++++ RECORDS FOR THIS EXERCISE
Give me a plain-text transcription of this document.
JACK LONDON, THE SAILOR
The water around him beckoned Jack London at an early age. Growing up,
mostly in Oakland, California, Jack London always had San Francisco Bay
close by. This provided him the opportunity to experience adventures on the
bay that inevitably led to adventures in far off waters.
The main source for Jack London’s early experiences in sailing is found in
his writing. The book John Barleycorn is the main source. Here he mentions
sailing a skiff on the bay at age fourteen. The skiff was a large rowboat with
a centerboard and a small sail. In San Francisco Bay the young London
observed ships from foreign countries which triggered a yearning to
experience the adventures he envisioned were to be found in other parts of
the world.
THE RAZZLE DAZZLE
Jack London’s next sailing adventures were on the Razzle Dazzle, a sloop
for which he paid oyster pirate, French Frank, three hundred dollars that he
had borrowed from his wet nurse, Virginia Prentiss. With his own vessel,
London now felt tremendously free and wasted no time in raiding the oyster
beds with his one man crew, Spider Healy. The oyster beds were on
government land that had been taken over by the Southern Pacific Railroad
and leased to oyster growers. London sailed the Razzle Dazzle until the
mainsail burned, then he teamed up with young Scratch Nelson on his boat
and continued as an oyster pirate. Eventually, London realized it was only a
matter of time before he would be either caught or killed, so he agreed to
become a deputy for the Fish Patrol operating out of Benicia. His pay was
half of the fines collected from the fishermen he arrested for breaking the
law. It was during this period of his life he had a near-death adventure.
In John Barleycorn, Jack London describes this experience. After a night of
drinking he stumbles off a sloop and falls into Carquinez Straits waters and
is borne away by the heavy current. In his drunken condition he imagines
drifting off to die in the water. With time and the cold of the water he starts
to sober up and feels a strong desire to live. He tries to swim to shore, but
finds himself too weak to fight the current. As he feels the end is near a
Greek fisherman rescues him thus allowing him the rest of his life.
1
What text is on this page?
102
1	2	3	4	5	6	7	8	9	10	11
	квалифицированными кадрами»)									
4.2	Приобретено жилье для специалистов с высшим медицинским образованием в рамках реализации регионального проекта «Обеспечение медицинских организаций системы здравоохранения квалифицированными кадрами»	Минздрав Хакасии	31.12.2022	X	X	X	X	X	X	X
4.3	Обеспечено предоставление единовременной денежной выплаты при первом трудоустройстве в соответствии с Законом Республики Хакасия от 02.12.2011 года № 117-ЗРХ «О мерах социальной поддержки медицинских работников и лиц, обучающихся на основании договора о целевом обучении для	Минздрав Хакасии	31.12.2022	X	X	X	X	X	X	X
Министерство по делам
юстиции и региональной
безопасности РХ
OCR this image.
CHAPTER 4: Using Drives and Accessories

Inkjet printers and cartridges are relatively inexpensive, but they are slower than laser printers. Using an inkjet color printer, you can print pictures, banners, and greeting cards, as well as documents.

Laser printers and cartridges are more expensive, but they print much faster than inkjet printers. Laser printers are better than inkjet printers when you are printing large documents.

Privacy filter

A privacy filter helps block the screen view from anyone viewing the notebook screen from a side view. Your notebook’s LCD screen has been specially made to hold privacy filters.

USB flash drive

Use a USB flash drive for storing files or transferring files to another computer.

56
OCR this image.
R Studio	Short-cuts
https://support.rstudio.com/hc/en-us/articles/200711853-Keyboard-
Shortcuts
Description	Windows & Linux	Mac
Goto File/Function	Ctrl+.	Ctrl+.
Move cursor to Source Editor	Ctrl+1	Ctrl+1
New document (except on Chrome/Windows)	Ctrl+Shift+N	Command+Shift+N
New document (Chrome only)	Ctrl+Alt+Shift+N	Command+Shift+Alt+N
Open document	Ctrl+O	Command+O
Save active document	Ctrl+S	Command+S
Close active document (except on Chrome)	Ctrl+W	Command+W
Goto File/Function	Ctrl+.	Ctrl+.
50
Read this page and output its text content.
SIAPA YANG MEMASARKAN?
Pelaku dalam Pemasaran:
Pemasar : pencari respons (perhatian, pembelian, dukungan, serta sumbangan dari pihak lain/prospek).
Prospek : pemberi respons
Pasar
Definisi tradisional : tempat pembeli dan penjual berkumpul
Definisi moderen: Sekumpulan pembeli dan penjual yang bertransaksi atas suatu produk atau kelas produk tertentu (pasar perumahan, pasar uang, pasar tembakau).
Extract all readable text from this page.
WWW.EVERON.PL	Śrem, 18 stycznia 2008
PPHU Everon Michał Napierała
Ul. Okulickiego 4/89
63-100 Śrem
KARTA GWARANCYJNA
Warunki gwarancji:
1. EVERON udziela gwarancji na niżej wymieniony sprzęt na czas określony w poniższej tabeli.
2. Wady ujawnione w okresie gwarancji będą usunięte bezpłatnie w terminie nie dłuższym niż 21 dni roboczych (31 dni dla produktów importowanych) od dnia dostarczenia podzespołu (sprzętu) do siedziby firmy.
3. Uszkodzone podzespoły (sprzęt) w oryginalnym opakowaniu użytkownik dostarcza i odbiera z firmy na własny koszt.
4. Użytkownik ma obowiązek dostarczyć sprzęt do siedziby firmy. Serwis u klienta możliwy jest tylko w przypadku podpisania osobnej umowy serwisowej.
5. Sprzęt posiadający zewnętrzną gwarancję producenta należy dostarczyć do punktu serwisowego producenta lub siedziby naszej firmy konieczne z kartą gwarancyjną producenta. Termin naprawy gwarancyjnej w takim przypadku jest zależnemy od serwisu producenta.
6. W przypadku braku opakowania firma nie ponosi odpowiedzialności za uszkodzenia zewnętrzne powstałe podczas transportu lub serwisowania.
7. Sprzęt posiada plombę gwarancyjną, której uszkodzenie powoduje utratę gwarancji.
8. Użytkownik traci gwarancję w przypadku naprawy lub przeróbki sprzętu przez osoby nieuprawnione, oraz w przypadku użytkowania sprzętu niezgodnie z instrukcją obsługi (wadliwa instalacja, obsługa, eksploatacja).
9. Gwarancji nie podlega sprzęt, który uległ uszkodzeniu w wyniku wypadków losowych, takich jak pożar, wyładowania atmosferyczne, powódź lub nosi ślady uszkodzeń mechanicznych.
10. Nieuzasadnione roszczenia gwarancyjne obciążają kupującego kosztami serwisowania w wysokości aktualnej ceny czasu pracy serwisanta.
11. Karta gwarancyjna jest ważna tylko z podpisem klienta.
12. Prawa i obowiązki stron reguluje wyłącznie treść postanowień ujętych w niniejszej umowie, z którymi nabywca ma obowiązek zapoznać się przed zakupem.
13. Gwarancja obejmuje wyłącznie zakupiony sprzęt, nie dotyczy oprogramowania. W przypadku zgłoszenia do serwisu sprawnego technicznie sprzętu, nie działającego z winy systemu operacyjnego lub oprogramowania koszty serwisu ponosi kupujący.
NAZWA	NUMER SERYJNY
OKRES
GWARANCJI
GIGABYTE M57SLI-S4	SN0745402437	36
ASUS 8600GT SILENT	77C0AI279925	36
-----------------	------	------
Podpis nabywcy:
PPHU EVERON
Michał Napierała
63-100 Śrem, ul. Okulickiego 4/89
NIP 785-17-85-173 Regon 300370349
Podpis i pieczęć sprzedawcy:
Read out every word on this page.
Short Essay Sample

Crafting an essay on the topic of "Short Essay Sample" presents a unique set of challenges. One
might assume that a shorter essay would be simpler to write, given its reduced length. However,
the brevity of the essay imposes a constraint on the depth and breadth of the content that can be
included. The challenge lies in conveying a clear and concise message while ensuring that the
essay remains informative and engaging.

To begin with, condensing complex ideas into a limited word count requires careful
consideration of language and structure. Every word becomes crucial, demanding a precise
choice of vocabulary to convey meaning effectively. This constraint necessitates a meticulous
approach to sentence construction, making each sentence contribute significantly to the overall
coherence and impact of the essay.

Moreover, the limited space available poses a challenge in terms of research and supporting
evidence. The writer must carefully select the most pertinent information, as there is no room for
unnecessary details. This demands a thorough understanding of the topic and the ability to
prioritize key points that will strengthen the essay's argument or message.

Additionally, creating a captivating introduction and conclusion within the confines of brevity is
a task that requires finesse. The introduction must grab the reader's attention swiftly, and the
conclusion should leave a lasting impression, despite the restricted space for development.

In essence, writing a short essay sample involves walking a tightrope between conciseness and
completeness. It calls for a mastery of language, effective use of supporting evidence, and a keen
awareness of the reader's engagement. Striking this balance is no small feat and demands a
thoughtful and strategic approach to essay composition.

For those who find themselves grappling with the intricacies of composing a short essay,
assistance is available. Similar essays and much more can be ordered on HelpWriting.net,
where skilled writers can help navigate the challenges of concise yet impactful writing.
++++++++
How many of the lines above hold "Windows"? Answer with only the number.

▸ **FULL OUTPUT**
2